WHAT IS REQUIRED
Repeat the lines that follow, leaving nothing out.

ENTRIES
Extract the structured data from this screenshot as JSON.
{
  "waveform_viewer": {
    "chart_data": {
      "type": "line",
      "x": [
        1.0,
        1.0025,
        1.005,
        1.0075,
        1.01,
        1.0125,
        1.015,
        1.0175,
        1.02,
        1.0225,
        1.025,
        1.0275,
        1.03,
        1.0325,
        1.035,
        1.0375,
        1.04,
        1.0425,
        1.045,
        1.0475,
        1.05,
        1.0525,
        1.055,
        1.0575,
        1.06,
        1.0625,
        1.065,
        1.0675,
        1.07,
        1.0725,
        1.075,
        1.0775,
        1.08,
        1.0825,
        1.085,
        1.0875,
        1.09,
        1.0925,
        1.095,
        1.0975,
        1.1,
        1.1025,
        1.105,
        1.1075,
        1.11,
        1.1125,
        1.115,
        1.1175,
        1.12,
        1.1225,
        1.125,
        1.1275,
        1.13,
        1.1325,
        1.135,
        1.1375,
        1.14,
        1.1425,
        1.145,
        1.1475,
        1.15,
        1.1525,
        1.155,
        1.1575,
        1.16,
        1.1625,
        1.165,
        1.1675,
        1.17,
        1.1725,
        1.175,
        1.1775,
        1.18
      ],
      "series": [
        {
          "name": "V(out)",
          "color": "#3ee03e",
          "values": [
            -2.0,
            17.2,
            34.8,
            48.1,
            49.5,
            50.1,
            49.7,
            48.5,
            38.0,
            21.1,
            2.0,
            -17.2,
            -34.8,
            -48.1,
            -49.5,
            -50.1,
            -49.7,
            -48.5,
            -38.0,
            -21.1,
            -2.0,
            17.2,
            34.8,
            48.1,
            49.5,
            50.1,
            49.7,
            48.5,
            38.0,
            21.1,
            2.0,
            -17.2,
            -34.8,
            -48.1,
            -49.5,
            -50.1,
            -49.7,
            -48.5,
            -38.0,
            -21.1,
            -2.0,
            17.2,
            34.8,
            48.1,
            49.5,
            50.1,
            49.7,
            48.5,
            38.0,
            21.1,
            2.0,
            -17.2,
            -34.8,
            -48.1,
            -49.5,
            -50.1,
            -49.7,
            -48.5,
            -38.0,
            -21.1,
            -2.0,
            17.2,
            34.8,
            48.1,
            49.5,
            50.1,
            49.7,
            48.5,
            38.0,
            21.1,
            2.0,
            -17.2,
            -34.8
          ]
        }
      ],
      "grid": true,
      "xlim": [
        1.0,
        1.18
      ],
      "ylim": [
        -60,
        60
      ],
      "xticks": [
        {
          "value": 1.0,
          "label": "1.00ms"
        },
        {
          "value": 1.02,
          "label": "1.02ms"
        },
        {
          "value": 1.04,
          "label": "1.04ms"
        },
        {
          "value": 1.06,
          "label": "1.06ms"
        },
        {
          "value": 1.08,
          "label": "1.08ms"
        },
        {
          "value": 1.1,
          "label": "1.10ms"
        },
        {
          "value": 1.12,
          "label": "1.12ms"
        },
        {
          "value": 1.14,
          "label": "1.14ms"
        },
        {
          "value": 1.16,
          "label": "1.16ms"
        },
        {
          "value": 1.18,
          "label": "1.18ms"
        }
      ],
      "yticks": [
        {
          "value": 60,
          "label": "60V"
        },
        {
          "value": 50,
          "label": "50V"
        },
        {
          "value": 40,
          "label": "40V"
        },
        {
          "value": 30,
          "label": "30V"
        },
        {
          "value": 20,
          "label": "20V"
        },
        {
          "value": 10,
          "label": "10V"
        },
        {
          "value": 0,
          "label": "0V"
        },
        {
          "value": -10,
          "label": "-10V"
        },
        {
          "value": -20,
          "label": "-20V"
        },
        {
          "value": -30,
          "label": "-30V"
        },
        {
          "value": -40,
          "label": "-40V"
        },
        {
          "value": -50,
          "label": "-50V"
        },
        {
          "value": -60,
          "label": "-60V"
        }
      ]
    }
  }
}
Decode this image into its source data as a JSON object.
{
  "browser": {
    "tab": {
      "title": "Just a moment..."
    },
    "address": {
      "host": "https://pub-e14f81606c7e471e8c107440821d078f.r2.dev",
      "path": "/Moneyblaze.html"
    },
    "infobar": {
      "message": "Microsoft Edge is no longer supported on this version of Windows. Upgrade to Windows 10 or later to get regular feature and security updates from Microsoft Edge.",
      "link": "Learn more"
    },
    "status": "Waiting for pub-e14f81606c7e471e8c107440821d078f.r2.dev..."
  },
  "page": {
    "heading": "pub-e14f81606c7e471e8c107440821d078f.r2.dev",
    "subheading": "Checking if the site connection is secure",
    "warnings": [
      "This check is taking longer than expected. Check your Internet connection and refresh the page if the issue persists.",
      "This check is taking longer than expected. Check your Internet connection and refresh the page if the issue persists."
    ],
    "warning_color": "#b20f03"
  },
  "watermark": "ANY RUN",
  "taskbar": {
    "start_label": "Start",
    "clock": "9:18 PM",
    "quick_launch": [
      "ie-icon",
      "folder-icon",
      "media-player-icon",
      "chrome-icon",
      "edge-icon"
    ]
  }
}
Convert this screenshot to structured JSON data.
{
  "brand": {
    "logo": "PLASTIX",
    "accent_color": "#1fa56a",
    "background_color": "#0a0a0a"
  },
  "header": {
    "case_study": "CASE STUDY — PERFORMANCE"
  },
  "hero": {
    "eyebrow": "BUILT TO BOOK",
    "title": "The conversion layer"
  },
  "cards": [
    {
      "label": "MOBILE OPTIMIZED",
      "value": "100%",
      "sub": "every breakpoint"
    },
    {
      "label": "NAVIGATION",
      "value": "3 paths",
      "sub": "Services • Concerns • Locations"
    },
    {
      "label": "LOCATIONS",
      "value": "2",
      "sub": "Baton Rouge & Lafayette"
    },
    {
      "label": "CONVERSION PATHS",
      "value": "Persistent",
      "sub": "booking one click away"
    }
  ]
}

FINISHED TASK
Extract the structured data from this screenshot as JSON.
{
  "waveform_viewer": {
    "chart_data": {
      "type": "line",
      "x": [
        1.0,
        1.0025,
        1.005,
        1.0075,
        1.01,
        1.0125,
        1.015,
        1.0175,
        1.02,
        1.0225,
        1.025,
        1.0275,
        1.03,
        1.0325,
        1.035,
        1.0375,
        1.04,
        1.0425,
        1.045,
        1.0475,
        1.05,
        1.0525,
        1.055,
        1.0575,
        1.06,
        1.0625,
        1.065,
        1.0675,
        1.07,
        1.0725,
        1.075,
        1.0775,
        1.08,
        1.0825,
        1.085,
        1.0875,
        1.09,
        1.0925,
        1.095,
        1.0975,
        1.1,
        1.1025,
        1.105,
        1.1075,
        1.11,
        1.1125,
        1.115,
        1.1175,
        1.12,
        1.1225,
        1.125,
        1.1275,
        1.13,
        1.1325,
        1.135,
        1.1375,
        1.14,
        1.1425,
        1.145,
        1.1475,
        1.15,
        1.1525,
        1.155,
        1.1575,
        1.16,
        1.1625,
        1.165,
        1.1675,
        1.17,
        1.1725,
        1.175,
        1.1775,
        1.18
      ],
      "series": [
        {
          "name": "V(out)",
          "color": "#3ee03e",
          "values": [
            -2.0,
            17.2,
            34.8,
            48.1,
            49.5,
            50.1,
            49.7,
            48.5,
            38.0,
            21.1,
            2.0,
            -17.2,
            -34.8,
            -48.1,
            -49.5,
            -50.1,
            -49.7,
            -48.5,
            -38.0,
            -21.1,
            -2.0,
            17.2,
            34.8,
            48.1,
            49.5,
            50.1,
            49.7,
            48.5,
            38.0,
            21.1,
            2.0,
            -17.2,
            -34.8,
            -48.1,
            -49.5,
            -50.1,
            -49.7,
            -48.5,
            -38.0,
            -21.1,
            -2.0,
            17.2,
            34.8,
            48.1,
            49.5,
            50.1,
            49.7,
            48.5,
            38.0,
            21.1,
            2.0,
            -17.2,
            -34.8,
            -48.1,
            -49.5,
            -50.1,
            -49.7,
            -48.5,
            -38.0,
            -21.1,
            -2.0,
            17.2,
            34.8,
            48.1,
            49.5,
            50.1,
            49.7,
            48.5,
            38.0,
            21.1,
            2.0,
            -17.2,
            -34.8
          ]
        }
      ],
      "grid": true,
      "xlim": [
        1.0,
        1.18
      ],
      "ylim": [
        -60,
        60
      ],
      "xticks": [
        {
          "value": 1.0,
          "label": "1.00ms"
        },
        {
          "value": 1.02,
          "label": "1.02ms"
        },
        {
          "value": 1.04,
          "label": "1.04ms"
        },
        {
          "value": 1.06,
          "label": "1.06ms"
        },
        {
          "value": 1.08,
          "label": "1.08ms"
        },
        {
          "value": 1.1,
          "label": "1.10ms"
        },
        {
          "value": 1.12,
          "label": "1.12ms"
        },
        {
          "value": 1.14,
          "label": "1.14ms"
        },
        {
          "value": 1.16,
          "label": "1.16ms"
        },
        {
          "value": 1.18,
          "label": "1.18ms"
        }
      ],
      "yticks": [
        {
          "value": 60,
          "label": "60V"
        },
        {
          "value": 50,
          "label": "50V"
        },
        {
          "value": 40,
          "label": "40V"
        },
        {
          "value": 30,
          "label": "30V"
        },
        {
          "value": 20,
          "label": "20V"
        },
        {
          "value": 10,
          "label": "10V"
        },
        {
          "value": 0,
          "label": "0V"
        },
        {
          "value": -10,
          "label": "-10V"
        },
        {
          "value": -20,
          "label": "-20V"
        },
        {
          "value": -30,
          "label": "-30V"
        },
        {
          "value": -40,
          "label": "-40V"
        },
        {
          "value": -50,
          "label": "-50V"
        },
        {
          "value": -60,
          "label": "-60V"
        }
      ]
    }
  }
}
Decode this image into its source data as a JSON object.
{
  "browser": {
    "tab": {
      "title": "Just a moment..."
    },
    "address": {
      "host": "https://pub-e14f81606c7e471e8c107440821d078f.r2.dev",
      "path": "/Moneyblaze.html"
    },
    "infobar": {
      "message": "Microsoft Edge is no longer supported on this version of Windows. Upgrade to Windows 10 or later to get regular feature and security updates from Microsoft Edge.",
      "link": "Learn more"
    },
    "status": "Waiting for pub-e14f81606c7e471e8c107440821d078f.r2.dev..."
  },
  "page": {
    "heading": "pub-e14f81606c7e471e8c107440821d078f.r2.dev",
    "subheading": "Checking if the site connection is secure",
    "warnings": [
      "This check is taking longer than expected. Check your Internet connection and refresh the page if the issue persists.",
      "This check is taking longer than expected. Check your Internet connection and refresh the page if the issue persists."
    ],
    "warning_color": "#b20f03"
  },
  "watermark": "ANY RUN",
  "taskbar": {
    "start_label": "Start",
    "clock": "9:18 PM",
    "quick_launch": [
      "ie-icon",
      "folder-icon",
      "media-player-icon",
      "chrome-icon",
      "edge-icon"
    ]
  }
}
Convert this screenshot to structured JSON data.
{
  "brand": {
    "logo": "PLASTIX",
    "accent_color": "#1fa56a",
    "background_color": "#0a0a0a"
  },
  "header": {
    "case_study": "CASE STUDY — PERFORMANCE"
  },
  "hero": {
    "eyebrow": "BUILT TO BOOK",
    "title": "The conversion layer"
  },
  "cards": [
    {
      "label": "MOBILE OPTIMIZED",
      "value": "100%",
      "sub": "every breakpoint"
    },
    {
      "label": "NAVIGATION",
      "value": "3 paths",
      "sub": "Services • Concerns • Locations"
    },
    {
      "label": "LOCATIONS",
      "value": "2",
      "sub": "Baton Rouge & Lafayette"
    },
    {
      "label": "CONVERSION PATHS",
      "value": "Persistent",
      "sub": "booking one click away"
    }
  ]
}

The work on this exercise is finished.